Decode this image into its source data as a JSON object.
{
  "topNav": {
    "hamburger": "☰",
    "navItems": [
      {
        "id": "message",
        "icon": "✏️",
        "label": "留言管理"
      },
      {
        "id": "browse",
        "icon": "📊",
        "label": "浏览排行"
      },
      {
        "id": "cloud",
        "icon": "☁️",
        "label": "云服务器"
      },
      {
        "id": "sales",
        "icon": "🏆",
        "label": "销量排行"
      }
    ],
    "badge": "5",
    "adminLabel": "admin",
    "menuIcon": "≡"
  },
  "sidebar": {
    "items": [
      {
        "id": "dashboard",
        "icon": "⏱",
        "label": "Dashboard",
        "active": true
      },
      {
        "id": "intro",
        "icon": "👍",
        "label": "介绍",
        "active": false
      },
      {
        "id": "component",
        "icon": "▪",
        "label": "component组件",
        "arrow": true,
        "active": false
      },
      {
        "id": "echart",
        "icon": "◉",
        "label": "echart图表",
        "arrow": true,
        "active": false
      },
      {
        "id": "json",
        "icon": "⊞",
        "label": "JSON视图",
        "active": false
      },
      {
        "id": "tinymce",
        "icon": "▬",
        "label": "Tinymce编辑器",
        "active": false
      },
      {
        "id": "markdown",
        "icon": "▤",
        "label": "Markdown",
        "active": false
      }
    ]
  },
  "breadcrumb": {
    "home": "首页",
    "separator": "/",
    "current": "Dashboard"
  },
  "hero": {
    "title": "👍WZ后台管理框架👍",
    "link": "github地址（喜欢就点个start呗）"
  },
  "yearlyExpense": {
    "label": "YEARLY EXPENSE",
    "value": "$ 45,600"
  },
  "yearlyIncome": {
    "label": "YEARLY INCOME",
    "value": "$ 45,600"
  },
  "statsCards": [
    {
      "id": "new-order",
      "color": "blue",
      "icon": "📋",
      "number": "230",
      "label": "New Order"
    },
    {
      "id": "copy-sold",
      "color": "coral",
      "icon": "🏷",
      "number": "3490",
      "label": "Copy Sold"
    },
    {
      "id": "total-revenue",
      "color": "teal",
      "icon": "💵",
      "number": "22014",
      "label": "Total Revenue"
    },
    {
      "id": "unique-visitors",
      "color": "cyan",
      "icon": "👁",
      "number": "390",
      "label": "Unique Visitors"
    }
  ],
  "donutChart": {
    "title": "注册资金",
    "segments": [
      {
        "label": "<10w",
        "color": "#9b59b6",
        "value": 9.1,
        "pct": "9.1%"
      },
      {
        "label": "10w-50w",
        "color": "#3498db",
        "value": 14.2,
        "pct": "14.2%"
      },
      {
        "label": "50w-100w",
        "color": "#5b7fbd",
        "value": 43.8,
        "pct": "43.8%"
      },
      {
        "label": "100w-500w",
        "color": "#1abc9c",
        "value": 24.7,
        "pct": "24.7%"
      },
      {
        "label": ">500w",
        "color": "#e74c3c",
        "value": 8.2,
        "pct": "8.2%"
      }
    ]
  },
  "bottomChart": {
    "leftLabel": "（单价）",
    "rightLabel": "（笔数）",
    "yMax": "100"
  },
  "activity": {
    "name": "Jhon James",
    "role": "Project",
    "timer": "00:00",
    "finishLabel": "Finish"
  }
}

**YOUR TASK**
Sift through the entries and copy every line with "value".

**EXPECTED OUTPUT**
    "value": "$ 45,600"
    "value": "$ 45,600"
        "value": 9.1,
        "value": 14.2,
        "value": 43.8,
        "value": 24.7,
        "value": 8.2,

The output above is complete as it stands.